_What you have to do_
Each entry should be quoted word for word, including every mark of punctuation.

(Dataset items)
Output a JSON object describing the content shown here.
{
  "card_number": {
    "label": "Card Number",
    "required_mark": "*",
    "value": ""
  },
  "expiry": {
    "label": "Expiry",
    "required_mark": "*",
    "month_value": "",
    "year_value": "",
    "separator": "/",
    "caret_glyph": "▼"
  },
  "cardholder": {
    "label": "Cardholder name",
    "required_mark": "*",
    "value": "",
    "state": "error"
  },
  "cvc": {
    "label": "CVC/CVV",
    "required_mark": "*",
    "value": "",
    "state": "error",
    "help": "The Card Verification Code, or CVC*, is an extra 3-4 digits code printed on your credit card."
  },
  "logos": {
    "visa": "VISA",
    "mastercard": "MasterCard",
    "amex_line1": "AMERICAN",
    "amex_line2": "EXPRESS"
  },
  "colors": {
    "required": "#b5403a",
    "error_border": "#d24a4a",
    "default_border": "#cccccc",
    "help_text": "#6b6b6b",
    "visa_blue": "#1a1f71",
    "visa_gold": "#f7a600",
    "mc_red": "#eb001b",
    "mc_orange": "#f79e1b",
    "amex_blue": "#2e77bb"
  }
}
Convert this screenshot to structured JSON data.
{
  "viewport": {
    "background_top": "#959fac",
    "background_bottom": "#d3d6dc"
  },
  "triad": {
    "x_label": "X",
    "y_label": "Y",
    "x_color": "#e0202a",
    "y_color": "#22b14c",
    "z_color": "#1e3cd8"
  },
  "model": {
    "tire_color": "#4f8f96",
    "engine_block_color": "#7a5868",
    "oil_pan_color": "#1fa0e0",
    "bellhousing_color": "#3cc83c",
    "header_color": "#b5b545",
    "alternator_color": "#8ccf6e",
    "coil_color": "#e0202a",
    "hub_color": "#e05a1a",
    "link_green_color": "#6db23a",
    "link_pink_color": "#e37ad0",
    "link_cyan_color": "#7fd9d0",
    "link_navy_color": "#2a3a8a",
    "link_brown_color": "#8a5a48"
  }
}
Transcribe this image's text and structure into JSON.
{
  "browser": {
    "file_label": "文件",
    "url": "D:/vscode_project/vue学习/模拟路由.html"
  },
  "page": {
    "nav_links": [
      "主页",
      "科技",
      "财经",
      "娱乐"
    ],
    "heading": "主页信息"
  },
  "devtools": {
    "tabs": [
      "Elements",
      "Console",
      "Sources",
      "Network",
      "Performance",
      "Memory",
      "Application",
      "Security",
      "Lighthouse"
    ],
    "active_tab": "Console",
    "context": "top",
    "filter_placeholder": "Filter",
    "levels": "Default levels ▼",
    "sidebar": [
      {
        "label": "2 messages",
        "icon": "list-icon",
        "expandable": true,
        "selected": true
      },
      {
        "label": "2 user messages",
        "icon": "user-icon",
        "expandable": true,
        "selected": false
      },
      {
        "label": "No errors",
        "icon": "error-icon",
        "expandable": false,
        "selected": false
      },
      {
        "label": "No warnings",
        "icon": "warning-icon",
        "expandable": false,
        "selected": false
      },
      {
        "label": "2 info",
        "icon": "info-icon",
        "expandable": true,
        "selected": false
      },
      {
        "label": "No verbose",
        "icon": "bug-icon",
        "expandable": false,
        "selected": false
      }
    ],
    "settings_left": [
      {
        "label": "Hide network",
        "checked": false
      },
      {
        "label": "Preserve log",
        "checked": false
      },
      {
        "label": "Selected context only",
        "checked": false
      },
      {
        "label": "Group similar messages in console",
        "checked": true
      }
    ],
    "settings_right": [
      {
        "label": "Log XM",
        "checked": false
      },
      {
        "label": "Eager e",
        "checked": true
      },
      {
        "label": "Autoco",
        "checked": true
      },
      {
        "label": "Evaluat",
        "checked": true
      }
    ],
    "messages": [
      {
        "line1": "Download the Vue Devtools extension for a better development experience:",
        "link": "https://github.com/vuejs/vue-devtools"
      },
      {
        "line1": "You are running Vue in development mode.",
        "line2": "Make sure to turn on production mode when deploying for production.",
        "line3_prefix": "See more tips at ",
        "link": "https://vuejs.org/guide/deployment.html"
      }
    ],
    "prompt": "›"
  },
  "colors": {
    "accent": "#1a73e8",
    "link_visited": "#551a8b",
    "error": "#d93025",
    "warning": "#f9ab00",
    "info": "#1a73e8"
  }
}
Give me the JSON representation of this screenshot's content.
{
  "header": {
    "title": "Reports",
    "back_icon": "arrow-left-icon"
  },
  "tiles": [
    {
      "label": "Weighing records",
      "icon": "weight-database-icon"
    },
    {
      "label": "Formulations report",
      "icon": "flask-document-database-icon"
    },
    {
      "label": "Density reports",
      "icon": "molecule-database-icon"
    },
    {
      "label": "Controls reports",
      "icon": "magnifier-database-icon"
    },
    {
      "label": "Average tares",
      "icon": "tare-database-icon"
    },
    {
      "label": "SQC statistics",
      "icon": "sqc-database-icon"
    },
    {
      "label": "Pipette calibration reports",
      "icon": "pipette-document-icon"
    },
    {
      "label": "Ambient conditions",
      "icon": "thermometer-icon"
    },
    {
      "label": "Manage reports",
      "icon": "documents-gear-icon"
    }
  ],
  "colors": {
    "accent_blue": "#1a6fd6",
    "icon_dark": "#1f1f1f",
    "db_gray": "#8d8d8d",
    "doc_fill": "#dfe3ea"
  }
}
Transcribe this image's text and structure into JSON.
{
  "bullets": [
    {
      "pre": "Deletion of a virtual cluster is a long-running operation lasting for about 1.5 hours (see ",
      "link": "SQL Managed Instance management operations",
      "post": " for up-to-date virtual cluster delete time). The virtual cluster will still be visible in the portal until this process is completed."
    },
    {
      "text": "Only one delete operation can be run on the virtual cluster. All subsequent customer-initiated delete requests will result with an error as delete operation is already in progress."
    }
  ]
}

_Written solution_
Output a JSON object describing the content shown here.
{
  "card_number": {
    "label": "Card Number",
    "required_mark": "*",
    "value": ""
  },
  "expiry": {
    "label": "Expiry",
    "required_mark": "*",
    "month_value": "",
    "year_value": "",
    "separator": "/",
    "caret_glyph": "▼"
  },
  "cardholder": {
    "label": "Cardholder name",
    "required_mark": "*",
    "value": "",
    "state": "error"
  },
  "cvc": {
    "label": "CVC/CVV",
    "required_mark": "*",
    "value": "",
    "state": "error",
    "help": "The Card Verification Code, or CVC*, is an extra 3-4 digits code printed on your credit card."
  },
  "logos": {
    "visa": "VISA",
    "mastercard": "MasterCard",
    "amex_line1": "AMERICAN",
    "amex_line2": "EXPRESS"
  },
  "colors": {
    "required": "#b5403a",
    "error_border": "#d24a4a",
    "default_border": "#cccccc",
    "help_text": "#6b6b6b",
    "visa_blue": "#1a1f71",
    "visa_gold": "#f7a600",
    "mc_red": "#eb001b",
    "mc_orange": "#f79e1b",
    "amex_blue": "#2e77bb"
  }
}
Convert this screenshot to structured JSON data.
{
  "viewport": {
    "background_top": "#959fac",
    "background_bottom": "#d3d6dc"
  },
  "triad": {
    "x_label": "X",
    "y_label": "Y",
    "x_color": "#e0202a",
    "y_color": "#22b14c",
    "z_color": "#1e3cd8"
  },
  "model": {
    "tire_color": "#4f8f96",
    "engine_block_color": "#7a5868",
    "oil_pan_color": "#1fa0e0",
    "bellhousing_color": "#3cc83c",
    "header_color": "#b5b545",
    "alternator_color": "#8ccf6e",
    "coil_color": "#e0202a",
    "hub_color": "#e05a1a",
    "link_green_color": "#6db23a",
    "link_pink_color": "#e37ad0",
    "link_cyan_color": "#7fd9d0",
    "link_navy_color": "#2a3a8a",
    "link_brown_color": "#8a5a48"
  }
}
Transcribe this image's text and structure into JSON.
{
  "browser": {
    "file_label": "文件",
    "url": "D:/vscode_project/vue学习/模拟路由.html"
  },
  "page": {
    "nav_links": [
      "主页",
      "科技",
      "财经",
      "娱乐"
    ],
    "heading": "主页信息"
  },
  "devtools": {
    "tabs": [
      "Elements",
      "Console",
      "Sources",
      "Network",
      "Performance",
      "Memory",
      "Application",
      "Security",
      "Lighthouse"
    ],
    "active_tab": "Console",
    "context": "top",
    "filter_placeholder": "Filter",
    "levels": "Default levels ▼",
    "sidebar": [
      {
        "label": "2 messages",
        "icon": "list-icon",
        "expandable": true,
        "selected": true
      },
      {
        "label": "2 user messages",
        "icon": "user-icon",
        "expandable": true,
        "selected": false
      },
      {
        "label": "No errors",
        "icon": "error-icon",
        "expandable": false,
        "selected": false
      },
      {
        "label": "No warnings",
        "icon": "warning-icon",
        "expandable": false,
        "selected": false
      },
      {
        "label": "2 info",
        "icon": "info-icon",
        "expandable": true,
        "selected": false
      },
      {
        "label": "No verbose",
        "icon": "bug-icon",
        "expandable": false,
        "selected": false
      }
    ],
    "settings_left": [
      {
        "label": "Hide network",
        "checked": false
      },
      {
        "label": "Preserve log",
        "checked": false
      },
      {
        "label": "Selected context only",
        "checked": false
      },
      {
        "label": "Group similar messages in console",
        "checked": true
      }
    ],
    "settings_right": [
      {
        "label": "Log XM",
        "checked": false
      },
      {
        "label": "Eager e",
        "checked": true
      },
      {
        "label": "Autoco",
        "checked": true
      },
      {
        "label": "Evaluat",
        "checked": true
      }
    ],
    "messages": [
      {
        "line1": "Download the Vue Devtools extension for a better development experience:",
        "link": "https://github.com/vuejs/vue-devtools"
      },
      {
        "line1": "You are running Vue in development mode.",
        "line2": "Make sure to turn on production mode when deploying for production.",
        "line3_prefix": "See more tips at ",
        "link": "https://vuejs.org/guide/deployment.html"
      }
    ],
    "prompt": "›"
  },
  "colors": {
    "accent": "#1a73e8",
    "link_visited": "#551a8b",
    "error": "#d93025",
    "warning": "#f9ab00",
    "info": "#1a73e8"
  }
}
Give me the JSON representation of this screenshot's content.
{
  "header": {
    "title": "Reports",
    "back_icon": "arrow-left-icon"
  },
  "tiles": [
    {
      "label": "Weighing records",
      "icon": "weight-database-icon"
    },
    {
      "label": "Formulations report",
      "icon": "flask-document-database-icon"
    },
    {
      "label": "Density reports",
      "icon": "molecule-database-icon"
    },
    {
      "label": "Controls reports",
      "icon": "magnifier-database-icon"
    },
    {
      "label": "Average tares",
      "icon": "tare-database-icon"
    },
    {
      "label": "SQC statistics",
      "icon": "sqc-database-icon"
    },
    {
      "label": "Pipette calibration reports",
      "icon": "pipette-document-icon"
    },
    {
      "label": "Ambient conditions",
      "icon": "thermometer-icon"
    },
    {
      "label": "Manage reports",
      "icon": "documents-gear-icon"
    }
  ],
  "colors": {
    "accent_blue": "#1a6fd6",
    "icon_dark": "#1f1f1f",
    "db_gray": "#8d8d8d",
    "doc_fill": "#dfe3ea"
  }
}
Transcribe this image's text and structure into JSON.
{
  "bullets": [
    {
      "pre": "Deletion of a virtual cluster is a long-running operation lasting for about 1.5 hours (see ",
      "link": "SQL Managed Instance management operations",
      "post": " for up-to-date virtual cluster delete time). The virtual cluster will still be visible in the portal until this process is completed."
    },
    {
      "text": "Only one delete operation can be run on the virtual cluster. All subsequent customer-initiated delete requests will result with an error as delete operation is already in progress."
    }
  ]
}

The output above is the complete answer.